Problem requirements: Check every line below for the word "scatter" and copy the ones that have it.

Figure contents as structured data
↓↓↓

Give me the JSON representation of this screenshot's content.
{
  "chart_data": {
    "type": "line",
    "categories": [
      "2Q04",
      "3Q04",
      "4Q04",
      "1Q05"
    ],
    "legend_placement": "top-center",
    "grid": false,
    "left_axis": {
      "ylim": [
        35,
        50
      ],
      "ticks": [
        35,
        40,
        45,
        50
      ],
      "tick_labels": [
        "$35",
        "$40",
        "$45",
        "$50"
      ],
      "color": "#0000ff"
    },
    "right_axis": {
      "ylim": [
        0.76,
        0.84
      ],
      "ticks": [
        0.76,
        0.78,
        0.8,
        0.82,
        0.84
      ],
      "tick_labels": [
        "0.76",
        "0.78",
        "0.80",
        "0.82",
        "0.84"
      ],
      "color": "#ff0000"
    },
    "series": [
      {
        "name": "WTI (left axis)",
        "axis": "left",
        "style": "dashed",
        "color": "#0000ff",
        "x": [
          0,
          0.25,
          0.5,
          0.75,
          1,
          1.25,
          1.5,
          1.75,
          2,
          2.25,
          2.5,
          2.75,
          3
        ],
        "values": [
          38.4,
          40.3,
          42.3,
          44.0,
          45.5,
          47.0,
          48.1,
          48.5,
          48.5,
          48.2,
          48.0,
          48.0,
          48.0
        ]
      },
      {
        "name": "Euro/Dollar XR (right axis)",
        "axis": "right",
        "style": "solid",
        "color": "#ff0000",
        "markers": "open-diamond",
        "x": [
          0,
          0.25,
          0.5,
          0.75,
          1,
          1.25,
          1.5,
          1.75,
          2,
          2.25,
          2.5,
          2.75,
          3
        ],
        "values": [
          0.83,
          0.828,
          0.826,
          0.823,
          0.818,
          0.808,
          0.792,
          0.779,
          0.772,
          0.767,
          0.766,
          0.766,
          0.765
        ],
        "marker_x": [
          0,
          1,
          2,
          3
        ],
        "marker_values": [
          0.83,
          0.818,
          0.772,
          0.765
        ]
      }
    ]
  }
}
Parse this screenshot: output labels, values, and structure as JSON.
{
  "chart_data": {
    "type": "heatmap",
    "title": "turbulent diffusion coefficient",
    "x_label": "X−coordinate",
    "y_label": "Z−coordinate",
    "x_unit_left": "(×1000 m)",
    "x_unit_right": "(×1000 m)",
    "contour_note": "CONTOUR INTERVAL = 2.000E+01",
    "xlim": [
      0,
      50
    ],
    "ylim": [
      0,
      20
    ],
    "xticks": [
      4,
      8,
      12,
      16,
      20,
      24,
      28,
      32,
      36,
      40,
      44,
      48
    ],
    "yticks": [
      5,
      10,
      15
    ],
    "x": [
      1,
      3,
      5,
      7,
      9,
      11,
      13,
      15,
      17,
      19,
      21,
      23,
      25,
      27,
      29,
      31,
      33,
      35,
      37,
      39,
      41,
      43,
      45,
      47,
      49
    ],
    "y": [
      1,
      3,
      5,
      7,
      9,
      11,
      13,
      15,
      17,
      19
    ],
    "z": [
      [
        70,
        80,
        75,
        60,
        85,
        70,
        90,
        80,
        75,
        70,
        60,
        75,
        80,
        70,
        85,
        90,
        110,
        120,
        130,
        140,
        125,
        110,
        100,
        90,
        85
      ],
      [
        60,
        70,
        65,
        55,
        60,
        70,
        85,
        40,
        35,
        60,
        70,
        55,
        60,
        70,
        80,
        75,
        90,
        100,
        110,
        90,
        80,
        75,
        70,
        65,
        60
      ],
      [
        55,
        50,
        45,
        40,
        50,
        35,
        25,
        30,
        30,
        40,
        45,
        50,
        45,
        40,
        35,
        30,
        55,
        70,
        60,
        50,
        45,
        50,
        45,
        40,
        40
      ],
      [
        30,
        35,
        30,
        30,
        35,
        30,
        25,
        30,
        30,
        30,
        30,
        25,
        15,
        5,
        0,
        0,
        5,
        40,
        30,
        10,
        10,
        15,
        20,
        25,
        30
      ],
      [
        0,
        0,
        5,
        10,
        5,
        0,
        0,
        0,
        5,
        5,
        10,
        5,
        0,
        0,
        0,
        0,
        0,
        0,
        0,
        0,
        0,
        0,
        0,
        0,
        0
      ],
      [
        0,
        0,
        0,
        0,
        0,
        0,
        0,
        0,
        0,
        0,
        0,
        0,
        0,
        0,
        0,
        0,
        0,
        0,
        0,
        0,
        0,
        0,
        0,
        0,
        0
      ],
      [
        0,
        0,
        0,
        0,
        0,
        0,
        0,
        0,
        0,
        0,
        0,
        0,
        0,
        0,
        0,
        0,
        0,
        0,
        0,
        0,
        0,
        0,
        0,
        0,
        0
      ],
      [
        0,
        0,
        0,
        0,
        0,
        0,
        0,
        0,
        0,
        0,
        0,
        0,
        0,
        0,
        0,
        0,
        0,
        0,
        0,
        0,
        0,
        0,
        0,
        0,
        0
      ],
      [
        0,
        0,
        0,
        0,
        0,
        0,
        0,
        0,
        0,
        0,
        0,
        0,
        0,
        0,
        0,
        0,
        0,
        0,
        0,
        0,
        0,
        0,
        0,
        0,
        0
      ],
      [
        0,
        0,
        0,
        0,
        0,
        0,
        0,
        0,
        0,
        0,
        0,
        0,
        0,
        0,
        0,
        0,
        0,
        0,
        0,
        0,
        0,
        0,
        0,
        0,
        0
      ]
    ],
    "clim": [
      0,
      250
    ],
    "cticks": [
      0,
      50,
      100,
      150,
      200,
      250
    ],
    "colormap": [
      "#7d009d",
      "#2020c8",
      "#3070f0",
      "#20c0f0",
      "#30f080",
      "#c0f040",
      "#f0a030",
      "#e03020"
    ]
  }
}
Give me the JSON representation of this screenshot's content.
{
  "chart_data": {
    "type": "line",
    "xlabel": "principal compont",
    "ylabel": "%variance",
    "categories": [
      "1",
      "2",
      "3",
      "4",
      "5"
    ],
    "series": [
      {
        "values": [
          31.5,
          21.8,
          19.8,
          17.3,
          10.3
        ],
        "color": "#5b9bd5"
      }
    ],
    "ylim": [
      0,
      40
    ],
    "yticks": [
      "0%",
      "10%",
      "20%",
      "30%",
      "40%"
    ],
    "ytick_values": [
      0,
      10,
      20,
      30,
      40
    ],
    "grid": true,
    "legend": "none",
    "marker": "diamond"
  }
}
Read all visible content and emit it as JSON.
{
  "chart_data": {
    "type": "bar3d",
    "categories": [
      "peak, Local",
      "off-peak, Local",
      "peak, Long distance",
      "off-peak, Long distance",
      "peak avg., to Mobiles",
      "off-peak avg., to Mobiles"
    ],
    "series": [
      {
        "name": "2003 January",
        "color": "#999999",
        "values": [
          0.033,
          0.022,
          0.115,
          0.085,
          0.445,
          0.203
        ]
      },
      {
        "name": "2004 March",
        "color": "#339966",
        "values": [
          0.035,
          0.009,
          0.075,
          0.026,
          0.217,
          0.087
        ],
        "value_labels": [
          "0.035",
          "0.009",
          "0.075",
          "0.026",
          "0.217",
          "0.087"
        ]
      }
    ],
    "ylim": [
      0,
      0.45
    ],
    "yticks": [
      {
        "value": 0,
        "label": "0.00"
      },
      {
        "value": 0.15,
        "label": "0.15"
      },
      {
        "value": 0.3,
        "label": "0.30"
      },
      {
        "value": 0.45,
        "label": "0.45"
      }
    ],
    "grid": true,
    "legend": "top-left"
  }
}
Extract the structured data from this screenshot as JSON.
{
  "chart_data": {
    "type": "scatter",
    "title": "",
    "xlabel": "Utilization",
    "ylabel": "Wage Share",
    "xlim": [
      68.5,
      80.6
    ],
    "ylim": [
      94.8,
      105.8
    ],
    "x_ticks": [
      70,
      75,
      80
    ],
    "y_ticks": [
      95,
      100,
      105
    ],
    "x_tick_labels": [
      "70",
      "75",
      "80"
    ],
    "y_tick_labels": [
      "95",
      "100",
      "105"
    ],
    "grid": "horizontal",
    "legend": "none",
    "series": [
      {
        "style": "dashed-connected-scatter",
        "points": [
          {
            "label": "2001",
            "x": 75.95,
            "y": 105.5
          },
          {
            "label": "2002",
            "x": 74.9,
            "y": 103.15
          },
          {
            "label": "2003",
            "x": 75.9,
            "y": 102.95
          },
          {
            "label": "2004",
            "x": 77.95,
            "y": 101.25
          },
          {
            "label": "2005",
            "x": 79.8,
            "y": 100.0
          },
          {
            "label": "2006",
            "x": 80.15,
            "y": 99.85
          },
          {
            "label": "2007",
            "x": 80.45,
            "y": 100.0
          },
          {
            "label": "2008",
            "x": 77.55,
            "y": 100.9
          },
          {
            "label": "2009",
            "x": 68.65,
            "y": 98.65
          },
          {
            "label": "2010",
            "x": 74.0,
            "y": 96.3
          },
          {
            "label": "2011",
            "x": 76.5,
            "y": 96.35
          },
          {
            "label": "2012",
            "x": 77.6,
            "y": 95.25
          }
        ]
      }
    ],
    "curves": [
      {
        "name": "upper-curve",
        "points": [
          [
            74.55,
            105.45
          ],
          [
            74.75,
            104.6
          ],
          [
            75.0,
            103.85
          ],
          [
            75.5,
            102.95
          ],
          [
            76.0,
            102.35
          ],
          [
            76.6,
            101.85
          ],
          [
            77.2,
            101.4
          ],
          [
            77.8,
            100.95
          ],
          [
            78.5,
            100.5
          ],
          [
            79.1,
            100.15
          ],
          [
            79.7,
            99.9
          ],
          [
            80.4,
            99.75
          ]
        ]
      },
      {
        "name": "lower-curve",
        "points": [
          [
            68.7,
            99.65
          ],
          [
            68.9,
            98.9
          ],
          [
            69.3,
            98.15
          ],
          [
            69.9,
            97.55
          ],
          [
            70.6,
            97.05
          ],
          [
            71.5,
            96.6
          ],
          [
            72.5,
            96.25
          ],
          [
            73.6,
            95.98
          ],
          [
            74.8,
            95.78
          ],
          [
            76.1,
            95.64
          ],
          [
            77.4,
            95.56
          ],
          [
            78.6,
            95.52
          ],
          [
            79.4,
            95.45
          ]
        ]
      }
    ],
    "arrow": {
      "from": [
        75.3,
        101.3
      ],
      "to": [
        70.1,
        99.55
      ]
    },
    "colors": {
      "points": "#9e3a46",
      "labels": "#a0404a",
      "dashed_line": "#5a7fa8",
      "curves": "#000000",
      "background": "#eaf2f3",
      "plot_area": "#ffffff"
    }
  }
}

↑↑↑

Correct answer:
    "type": "scatter",
        "style": "dashed-connected-scatter",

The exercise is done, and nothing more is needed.